** Start DATA SUPPLIED **

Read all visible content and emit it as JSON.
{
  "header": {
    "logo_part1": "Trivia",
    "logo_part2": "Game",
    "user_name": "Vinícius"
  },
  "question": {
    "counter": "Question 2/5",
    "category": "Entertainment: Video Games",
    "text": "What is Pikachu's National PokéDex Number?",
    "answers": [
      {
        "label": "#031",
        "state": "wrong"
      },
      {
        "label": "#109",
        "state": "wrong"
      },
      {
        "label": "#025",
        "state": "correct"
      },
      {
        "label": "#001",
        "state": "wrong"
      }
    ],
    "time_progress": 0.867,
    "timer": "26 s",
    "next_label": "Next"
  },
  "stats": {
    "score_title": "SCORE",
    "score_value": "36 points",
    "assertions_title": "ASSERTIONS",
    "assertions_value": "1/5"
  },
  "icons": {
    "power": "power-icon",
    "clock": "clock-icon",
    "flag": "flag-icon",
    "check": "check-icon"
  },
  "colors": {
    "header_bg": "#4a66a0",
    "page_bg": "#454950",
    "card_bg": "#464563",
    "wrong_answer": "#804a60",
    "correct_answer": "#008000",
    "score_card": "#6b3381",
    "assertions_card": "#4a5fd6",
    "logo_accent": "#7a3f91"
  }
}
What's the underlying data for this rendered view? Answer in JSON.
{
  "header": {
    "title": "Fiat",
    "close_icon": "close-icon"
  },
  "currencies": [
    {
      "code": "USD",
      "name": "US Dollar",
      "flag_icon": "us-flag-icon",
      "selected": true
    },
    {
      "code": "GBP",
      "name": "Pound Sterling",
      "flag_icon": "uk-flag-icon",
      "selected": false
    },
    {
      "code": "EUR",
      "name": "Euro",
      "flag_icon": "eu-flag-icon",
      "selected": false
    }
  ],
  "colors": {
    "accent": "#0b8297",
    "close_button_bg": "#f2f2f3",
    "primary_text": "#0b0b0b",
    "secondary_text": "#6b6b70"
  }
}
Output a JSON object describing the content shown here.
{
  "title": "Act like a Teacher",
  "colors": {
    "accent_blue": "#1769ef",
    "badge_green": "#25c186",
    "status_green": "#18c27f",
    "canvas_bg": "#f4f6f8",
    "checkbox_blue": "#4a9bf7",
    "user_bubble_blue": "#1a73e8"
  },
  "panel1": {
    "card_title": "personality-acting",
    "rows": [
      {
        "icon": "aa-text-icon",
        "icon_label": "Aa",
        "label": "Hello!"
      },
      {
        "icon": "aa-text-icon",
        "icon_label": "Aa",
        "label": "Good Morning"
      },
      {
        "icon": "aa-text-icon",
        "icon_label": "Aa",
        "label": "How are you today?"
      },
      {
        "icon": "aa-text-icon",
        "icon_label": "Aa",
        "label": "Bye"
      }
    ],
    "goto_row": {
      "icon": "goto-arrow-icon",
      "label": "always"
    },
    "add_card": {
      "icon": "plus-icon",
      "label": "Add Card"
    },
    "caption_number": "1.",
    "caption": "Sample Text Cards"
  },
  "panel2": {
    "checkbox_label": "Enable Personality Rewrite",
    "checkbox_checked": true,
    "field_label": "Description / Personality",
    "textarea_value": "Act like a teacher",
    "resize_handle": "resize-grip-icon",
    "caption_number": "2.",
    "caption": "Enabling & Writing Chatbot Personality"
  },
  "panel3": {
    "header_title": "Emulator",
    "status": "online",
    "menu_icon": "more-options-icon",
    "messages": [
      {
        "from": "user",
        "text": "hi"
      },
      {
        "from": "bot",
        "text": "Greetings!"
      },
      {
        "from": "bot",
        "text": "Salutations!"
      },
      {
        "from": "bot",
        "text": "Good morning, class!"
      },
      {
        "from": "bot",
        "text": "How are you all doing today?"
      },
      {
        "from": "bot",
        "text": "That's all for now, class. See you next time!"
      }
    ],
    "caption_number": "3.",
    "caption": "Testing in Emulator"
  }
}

** End DATA SUPPLIED **

Reproduce the material above without altering a single character.

ANSWER BELOW:
Read all visible content and emit it as JSON.
{
  "header": {
    "logo_part1": "Trivia",
    "logo_part2": "Game",
    "user_name": "Vinícius"
  },
  "question": {
    "counter": "Question 2/5",
    "category": "Entertainment: Video Games",
    "text": "What is Pikachu's National PokéDex Number?",
    "answers": [
      {
        "label": "#031",
        "state": "wrong"
      },
      {
        "label": "#109",
        "state": "wrong"
      },
      {
        "label": "#025",
        "state": "correct"
      },
      {
        "label": "#001",
        "state": "wrong"
      }
    ],
    "time_progress": 0.867,
    "timer": "26 s",
    "next_label": "Next"
  },
  "stats": {
    "score_title": "SCORE",
    "score_value": "36 points",
    "assertions_title": "ASSERTIONS",
    "assertions_value": "1/5"
  },
  "icons": {
    "power": "power-icon",
    "clock": "clock-icon",
    "flag": "flag-icon",
    "check": "check-icon"
  },
  "colors": {
    "header_bg": "#4a66a0",
    "page_bg": "#454950",
    "card_bg": "#464563",
    "wrong_answer": "#804a60",
    "correct_answer": "#008000",
    "score_card": "#6b3381",
    "assertions_card": "#4a5fd6",
    "logo_accent": "#7a3f91"
  }
}
What's the underlying data for this rendered view? Answer in JSON.
{
  "header": {
    "title": "Fiat",
    "close_icon": "close-icon"
  },
  "currencies": [
    {
      "code": "USD",
      "name": "US Dollar",
      "flag_icon": "us-flag-icon",
      "selected": true
    },
    {
      "code": "GBP",
      "name": "Pound Sterling",
      "flag_icon": "uk-flag-icon",
      "selected": false
    },
    {
      "code": "EUR",
      "name": "Euro",
      "flag_icon": "eu-flag-icon",
      "selected": false
    }
  ],
  "colors": {
    "accent": "#0b8297",
    "close_button_bg": "#f2f2f3",
    "primary_text": "#0b0b0b",
    "secondary_text": "#6b6b70"
  }
}
Output a JSON object describing the content shown here.
{
  "title": "Act like a Teacher",
  "colors": {
    "accent_blue": "#1769ef",
    "badge_green": "#25c186",
    "status_green": "#18c27f",
    "canvas_bg": "#f4f6f8",
    "checkbox_blue": "#4a9bf7",
    "user_bubble_blue": "#1a73e8"
  },
  "panel1": {
    "card_title": "personality-acting",
    "rows": [
      {
        "icon": "aa-text-icon",
        "icon_label": "Aa",
        "label": "Hello!"
      },
      {
        "icon": "aa-text-icon",
        "icon_label": "Aa",
        "label": "Good Morning"
      },
      {
        "icon": "aa-text-icon",
        "icon_label": "Aa",
        "label": "How are you today?"
      },
      {
        "icon": "aa-text-icon",
        "icon_label": "Aa",
        "label": "Bye"
      }
    ],
    "goto_row": {
      "icon": "goto-arrow-icon",
      "label": "always"
    },
    "add_card": {
      "icon": "plus-icon",
      "label": "Add Card"
    },
    "caption_number": "1.",
    "caption": "Sample Text Cards"
  },
  "panel2": {
    "checkbox_label": "Enable Personality Rewrite",
    "checkbox_checked": true,
    "field_label": "Description / Personality",
    "textarea_value": "Act like a teacher",
    "resize_handle": "resize-grip-icon",
    "caption_number": "2.",
    "caption": "Enabling & Writing Chatbot Personality"
  },
  "panel3": {
    "header_title": "Emulator",
    "status": "online",
    "menu_icon": "more-options-icon",
    "messages": [
      {
        "from": "user",
        "text": "hi"
      },
      {
        "from": "bot",
        "text": "Greetings!"
      },
      {
        "from": "bot",
        "text": "Salutations!"
      },
      {
        "from": "bot",
        "text": "Good morning, class!"
      },
      {
        "from": "bot",
        "text": "How are you all doing today?"
      },
      {
        "from": "bot",
        "text": "That's all for now, class. See you next time!"
      }
    ],
    "caption_number": "3.",
    "caption": "Testing in Emulator"
  }
}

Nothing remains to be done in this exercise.